Structured figure records
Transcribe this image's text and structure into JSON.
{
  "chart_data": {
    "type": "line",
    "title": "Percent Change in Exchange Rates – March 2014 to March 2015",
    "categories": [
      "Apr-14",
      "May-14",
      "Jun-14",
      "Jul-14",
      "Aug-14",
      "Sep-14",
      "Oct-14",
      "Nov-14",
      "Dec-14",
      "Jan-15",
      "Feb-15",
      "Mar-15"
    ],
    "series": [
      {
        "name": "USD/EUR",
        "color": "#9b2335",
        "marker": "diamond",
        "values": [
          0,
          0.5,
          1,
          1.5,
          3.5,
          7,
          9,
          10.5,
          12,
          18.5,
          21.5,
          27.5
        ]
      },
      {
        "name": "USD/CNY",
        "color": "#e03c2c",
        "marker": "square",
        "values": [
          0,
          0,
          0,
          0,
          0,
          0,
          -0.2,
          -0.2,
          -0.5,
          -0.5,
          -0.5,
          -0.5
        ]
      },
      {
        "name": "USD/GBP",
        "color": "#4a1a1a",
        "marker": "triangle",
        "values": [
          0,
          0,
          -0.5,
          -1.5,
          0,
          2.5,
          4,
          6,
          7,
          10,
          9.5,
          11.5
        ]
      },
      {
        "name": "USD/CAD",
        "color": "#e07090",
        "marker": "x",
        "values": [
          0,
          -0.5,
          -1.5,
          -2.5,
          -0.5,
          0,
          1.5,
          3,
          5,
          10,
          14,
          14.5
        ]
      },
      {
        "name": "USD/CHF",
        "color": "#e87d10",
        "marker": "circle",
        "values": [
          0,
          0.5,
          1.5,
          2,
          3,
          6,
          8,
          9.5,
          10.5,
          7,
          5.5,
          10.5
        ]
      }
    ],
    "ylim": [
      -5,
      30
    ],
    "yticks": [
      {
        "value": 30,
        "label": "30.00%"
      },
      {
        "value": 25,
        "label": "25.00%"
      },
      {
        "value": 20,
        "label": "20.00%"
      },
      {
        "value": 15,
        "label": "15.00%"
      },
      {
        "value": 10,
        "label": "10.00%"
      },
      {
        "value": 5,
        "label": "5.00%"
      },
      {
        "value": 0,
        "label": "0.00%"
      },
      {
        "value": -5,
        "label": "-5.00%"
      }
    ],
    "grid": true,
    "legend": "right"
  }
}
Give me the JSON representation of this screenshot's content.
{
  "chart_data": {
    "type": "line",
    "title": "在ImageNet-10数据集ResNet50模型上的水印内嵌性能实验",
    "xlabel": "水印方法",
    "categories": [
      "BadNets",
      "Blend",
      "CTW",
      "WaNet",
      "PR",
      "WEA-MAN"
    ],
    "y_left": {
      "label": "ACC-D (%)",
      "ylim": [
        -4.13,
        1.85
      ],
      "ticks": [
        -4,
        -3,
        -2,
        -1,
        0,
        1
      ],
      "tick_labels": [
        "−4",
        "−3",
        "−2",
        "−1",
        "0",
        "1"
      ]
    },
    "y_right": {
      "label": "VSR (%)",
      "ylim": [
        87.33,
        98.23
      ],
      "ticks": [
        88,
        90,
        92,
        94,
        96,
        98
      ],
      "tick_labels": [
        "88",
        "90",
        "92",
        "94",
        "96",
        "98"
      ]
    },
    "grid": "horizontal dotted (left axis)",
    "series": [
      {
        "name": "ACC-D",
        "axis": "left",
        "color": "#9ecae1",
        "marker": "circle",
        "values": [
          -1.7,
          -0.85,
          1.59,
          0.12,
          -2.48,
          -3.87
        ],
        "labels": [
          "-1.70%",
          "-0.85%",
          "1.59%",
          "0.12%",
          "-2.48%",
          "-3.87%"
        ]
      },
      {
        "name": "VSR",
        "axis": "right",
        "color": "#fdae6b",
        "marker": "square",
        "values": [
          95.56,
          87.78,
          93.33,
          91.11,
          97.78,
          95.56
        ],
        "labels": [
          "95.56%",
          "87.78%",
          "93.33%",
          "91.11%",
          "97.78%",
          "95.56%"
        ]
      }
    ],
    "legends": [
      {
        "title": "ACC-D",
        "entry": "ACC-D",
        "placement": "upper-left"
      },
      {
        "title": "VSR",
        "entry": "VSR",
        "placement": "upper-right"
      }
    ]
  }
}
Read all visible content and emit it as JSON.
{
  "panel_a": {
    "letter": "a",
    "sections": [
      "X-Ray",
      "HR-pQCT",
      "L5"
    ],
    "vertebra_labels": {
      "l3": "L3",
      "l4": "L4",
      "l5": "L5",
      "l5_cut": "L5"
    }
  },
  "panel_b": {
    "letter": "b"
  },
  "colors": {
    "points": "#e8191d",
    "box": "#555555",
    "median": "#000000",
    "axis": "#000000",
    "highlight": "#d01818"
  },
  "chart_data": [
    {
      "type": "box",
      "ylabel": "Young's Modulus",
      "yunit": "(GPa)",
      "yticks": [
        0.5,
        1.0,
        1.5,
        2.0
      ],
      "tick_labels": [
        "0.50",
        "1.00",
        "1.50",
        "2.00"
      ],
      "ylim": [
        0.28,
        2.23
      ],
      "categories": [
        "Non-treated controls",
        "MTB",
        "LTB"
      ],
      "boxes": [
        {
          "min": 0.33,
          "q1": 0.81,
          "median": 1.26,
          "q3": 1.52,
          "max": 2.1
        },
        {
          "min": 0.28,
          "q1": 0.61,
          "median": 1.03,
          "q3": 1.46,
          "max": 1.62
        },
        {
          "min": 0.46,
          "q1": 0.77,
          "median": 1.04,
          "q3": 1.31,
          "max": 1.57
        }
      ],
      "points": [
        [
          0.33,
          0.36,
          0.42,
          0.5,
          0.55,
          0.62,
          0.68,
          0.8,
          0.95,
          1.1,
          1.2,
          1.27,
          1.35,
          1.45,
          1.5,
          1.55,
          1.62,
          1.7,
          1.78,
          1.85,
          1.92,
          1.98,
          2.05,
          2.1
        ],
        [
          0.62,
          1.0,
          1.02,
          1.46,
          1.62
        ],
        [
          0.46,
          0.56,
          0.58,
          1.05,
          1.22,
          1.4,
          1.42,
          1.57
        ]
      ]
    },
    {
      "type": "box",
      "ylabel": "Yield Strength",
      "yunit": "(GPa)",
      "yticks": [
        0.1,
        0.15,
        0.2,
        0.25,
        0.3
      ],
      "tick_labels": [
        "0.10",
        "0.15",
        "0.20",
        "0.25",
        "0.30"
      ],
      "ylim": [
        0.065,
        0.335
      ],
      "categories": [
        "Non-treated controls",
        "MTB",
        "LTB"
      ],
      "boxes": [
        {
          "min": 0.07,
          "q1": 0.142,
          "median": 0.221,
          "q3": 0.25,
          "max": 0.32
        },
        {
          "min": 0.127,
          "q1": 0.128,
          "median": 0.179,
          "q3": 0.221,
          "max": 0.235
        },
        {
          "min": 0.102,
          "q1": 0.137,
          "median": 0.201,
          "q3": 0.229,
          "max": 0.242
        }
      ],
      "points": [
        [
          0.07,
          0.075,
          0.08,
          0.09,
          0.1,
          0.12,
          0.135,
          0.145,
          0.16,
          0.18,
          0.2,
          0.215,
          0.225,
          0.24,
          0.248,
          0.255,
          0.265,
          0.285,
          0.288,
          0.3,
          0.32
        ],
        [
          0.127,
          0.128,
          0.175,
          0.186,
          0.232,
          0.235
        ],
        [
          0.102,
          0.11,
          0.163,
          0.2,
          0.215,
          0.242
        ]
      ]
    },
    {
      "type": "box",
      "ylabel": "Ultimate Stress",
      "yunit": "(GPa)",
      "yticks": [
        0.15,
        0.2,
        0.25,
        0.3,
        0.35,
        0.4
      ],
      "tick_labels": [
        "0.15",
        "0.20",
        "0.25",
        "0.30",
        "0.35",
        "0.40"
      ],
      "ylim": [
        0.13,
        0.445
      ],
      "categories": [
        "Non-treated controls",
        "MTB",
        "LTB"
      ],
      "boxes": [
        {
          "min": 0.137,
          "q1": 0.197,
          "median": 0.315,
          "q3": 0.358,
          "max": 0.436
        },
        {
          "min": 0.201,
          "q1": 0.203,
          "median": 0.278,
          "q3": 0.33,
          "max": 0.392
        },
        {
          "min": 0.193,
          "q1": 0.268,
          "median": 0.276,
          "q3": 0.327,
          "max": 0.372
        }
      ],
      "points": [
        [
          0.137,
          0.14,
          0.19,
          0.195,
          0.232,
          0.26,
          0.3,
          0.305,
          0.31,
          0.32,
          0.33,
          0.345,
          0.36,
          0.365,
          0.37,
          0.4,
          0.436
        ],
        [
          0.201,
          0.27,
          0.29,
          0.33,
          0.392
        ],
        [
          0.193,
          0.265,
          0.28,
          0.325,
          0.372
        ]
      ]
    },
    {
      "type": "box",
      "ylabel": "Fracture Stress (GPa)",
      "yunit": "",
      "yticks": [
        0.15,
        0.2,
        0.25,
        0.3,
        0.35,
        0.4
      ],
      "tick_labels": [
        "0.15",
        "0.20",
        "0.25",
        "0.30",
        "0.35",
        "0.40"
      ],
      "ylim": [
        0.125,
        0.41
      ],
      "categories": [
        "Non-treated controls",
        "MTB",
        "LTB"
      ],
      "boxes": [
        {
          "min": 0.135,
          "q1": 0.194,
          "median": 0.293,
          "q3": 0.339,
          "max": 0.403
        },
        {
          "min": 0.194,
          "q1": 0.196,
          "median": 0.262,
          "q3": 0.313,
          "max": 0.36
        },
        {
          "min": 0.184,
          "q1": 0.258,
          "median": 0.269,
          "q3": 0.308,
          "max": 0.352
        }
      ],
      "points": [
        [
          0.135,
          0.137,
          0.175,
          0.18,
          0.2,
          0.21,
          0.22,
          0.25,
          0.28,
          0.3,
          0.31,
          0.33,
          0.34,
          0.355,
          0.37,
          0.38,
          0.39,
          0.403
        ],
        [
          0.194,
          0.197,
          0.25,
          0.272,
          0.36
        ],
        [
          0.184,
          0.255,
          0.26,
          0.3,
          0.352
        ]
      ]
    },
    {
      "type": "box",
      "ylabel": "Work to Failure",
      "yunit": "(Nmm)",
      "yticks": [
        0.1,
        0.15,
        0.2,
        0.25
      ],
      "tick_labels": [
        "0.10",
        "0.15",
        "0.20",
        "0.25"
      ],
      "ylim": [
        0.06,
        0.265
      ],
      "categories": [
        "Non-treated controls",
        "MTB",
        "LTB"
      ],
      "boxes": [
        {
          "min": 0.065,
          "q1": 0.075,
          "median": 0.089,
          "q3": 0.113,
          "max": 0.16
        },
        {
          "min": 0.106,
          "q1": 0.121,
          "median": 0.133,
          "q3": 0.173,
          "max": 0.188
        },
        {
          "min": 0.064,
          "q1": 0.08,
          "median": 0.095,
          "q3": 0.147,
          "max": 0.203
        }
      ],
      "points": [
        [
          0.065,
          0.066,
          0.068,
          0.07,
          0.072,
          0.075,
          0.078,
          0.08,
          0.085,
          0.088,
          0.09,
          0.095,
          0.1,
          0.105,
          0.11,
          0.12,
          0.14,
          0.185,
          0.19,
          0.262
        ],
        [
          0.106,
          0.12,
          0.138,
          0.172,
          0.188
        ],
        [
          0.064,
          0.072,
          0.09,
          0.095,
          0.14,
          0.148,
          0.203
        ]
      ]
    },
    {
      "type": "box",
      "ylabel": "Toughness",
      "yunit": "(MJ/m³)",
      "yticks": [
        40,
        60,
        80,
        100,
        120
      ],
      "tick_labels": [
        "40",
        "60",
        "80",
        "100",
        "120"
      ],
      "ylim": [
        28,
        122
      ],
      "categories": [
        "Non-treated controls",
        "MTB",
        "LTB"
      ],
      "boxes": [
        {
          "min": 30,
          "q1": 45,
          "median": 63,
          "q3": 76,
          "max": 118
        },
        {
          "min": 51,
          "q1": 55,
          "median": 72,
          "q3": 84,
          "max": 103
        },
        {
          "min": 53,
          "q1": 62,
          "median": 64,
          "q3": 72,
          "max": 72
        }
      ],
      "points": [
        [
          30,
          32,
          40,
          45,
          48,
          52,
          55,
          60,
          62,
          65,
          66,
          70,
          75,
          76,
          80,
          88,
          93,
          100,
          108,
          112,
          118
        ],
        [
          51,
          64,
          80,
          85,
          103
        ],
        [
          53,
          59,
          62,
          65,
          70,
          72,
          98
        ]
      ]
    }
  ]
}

Exercise directions:
Pick out the lines containing the string "placement" and show them.

Exercise answer:
        "placement": "upper-left"
        "placement": "upper-right"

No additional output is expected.